[START OF EXERCISE MATERIAL]
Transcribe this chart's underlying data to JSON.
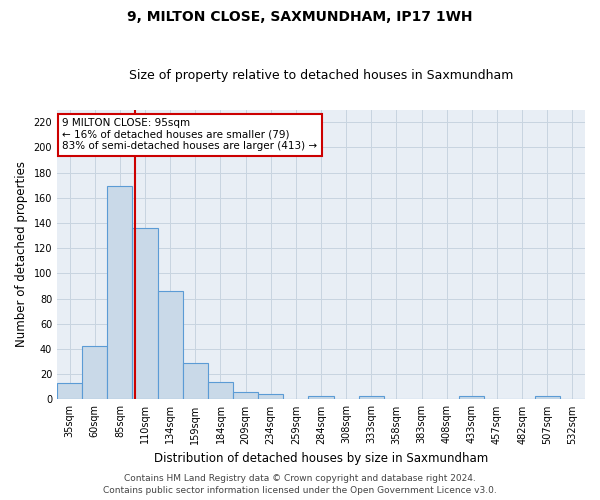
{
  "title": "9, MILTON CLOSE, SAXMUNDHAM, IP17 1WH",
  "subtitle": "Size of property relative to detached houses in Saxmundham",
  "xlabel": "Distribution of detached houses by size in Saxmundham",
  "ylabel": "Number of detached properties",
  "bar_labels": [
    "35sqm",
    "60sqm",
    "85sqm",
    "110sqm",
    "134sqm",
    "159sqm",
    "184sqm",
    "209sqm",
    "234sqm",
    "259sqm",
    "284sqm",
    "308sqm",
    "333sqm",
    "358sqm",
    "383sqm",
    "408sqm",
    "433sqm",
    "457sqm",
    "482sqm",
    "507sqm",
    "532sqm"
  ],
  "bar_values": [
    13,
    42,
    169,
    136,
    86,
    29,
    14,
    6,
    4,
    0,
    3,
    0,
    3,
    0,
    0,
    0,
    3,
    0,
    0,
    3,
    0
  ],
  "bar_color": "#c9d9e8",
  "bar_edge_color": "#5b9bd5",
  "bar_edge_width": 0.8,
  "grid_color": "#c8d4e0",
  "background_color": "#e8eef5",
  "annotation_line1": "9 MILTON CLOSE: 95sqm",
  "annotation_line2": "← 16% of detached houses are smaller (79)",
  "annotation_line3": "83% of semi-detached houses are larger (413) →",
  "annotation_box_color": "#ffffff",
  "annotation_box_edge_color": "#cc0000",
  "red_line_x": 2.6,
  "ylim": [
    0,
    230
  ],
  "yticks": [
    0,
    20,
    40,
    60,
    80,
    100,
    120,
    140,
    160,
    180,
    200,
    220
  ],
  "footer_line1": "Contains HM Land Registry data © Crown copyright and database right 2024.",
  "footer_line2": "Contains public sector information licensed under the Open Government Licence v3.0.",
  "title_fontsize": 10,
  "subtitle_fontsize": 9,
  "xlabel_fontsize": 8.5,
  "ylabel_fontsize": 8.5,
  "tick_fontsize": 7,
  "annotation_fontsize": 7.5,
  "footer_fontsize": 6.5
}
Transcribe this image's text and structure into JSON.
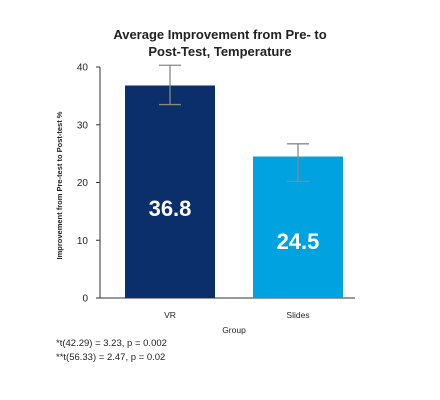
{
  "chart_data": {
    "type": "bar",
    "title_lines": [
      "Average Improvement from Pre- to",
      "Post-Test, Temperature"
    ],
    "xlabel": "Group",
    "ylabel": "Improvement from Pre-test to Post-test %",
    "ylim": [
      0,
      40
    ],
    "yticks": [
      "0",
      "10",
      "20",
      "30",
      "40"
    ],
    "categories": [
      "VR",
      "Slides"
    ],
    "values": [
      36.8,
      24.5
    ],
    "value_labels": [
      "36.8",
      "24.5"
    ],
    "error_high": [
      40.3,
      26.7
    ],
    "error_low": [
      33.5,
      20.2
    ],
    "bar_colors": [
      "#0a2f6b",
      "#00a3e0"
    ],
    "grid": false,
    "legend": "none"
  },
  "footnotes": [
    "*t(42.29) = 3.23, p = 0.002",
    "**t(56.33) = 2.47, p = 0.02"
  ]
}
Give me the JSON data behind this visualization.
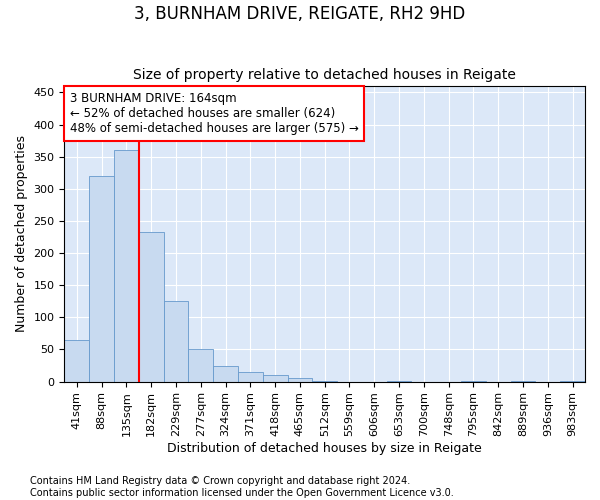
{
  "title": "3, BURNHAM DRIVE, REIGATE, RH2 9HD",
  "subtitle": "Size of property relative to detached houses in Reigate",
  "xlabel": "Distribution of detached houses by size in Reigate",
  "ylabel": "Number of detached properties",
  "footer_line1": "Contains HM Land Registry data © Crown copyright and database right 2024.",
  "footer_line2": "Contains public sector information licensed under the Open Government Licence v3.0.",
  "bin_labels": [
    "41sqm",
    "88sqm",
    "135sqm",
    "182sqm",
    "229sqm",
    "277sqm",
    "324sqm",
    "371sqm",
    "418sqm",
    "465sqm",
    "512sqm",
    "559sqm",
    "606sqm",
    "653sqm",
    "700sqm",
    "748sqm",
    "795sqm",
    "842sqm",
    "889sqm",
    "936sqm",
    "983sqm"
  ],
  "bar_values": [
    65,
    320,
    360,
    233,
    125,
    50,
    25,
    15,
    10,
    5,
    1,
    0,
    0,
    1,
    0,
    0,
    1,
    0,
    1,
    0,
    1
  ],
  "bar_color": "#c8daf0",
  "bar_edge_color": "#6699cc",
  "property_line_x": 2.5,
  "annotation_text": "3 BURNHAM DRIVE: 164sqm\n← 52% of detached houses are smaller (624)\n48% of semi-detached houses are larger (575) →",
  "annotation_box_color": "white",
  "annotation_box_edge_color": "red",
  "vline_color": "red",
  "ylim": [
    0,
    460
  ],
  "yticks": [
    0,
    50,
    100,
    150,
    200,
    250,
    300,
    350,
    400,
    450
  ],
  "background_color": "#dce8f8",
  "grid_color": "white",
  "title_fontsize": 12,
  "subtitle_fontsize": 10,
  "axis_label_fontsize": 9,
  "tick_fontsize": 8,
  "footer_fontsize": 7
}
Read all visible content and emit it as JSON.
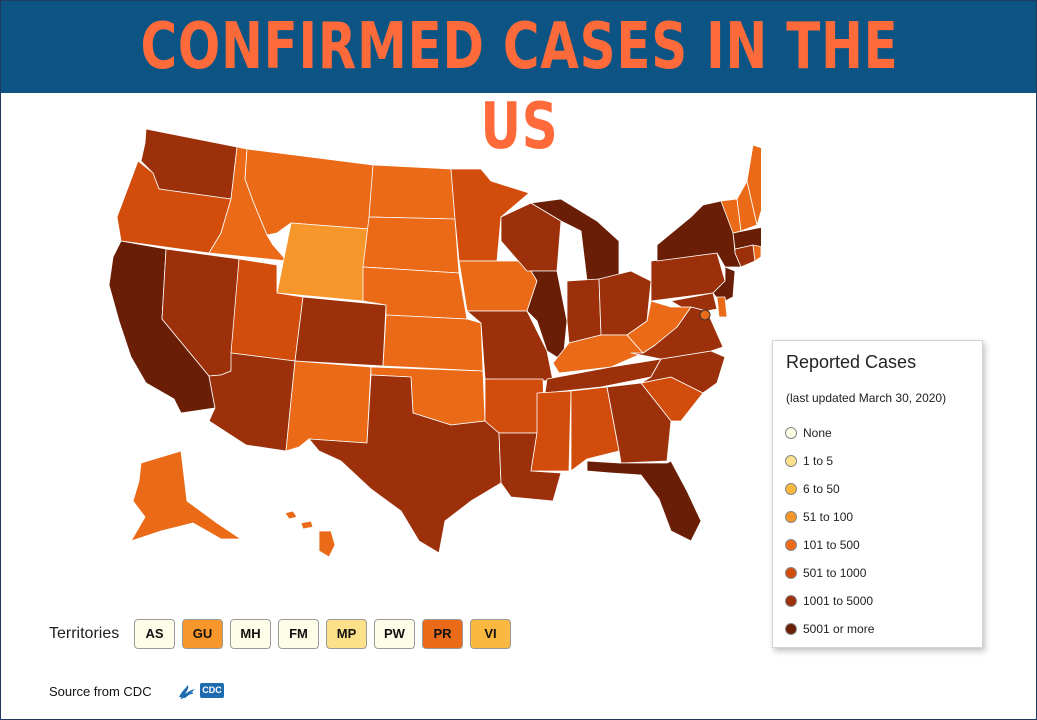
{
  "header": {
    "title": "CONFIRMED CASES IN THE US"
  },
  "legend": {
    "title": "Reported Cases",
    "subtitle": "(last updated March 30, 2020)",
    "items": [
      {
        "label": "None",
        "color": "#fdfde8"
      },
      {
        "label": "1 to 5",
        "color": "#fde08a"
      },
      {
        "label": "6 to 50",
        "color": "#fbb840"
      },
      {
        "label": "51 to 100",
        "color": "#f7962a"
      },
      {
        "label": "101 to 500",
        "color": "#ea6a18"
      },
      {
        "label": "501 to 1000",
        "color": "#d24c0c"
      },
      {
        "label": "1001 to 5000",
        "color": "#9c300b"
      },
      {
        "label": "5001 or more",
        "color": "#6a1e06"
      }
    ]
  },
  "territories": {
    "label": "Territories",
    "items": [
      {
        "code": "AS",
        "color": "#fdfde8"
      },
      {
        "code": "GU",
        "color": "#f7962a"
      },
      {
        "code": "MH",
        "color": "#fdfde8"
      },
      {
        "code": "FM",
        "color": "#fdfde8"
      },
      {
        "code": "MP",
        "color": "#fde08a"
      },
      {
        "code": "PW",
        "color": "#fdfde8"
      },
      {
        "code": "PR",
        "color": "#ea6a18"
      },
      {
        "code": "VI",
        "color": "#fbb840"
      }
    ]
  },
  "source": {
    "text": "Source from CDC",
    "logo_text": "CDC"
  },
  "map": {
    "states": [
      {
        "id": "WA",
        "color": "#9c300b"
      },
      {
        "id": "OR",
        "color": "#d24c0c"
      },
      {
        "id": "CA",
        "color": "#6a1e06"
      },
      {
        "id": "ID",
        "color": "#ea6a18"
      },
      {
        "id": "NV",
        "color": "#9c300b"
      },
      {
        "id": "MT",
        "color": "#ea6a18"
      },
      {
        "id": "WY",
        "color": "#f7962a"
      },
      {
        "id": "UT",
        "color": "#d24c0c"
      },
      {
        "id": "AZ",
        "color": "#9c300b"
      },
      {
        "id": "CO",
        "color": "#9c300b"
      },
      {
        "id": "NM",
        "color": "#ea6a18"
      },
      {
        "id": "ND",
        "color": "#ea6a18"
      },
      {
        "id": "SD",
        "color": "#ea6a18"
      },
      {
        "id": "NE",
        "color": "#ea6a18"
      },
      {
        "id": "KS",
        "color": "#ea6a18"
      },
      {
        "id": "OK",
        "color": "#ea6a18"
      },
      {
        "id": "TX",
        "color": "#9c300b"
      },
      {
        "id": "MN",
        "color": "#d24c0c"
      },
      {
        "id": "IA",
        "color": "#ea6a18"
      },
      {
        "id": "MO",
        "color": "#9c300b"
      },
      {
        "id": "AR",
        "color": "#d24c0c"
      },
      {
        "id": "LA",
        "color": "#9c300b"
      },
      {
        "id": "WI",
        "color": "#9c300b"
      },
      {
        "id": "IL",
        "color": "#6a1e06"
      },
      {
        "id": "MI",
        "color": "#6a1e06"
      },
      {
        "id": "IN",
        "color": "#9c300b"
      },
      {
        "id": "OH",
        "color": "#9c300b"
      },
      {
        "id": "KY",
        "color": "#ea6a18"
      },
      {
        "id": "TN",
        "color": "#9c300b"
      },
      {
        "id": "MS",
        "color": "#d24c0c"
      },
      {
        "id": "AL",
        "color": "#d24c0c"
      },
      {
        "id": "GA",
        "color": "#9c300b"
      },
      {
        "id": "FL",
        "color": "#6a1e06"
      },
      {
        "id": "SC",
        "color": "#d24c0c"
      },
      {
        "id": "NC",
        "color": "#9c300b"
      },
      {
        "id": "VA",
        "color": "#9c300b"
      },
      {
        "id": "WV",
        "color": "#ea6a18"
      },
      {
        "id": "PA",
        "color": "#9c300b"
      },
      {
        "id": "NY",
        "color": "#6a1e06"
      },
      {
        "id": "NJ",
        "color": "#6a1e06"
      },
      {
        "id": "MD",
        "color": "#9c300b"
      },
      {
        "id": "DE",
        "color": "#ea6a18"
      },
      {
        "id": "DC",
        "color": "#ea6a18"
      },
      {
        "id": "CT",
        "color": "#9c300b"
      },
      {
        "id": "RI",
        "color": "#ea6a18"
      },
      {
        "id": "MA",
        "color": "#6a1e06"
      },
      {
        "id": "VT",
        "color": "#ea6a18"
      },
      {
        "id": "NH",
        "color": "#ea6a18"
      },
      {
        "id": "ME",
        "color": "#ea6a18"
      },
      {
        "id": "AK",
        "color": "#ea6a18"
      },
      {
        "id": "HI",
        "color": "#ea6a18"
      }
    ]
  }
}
[END OF EXERCISE MATERIAL]
● **BRIEF**
Tally the lines of the listing in which the word "CLOSE" occurs, and state the total alone.

● **RESULT OF THE EXERCISE**
2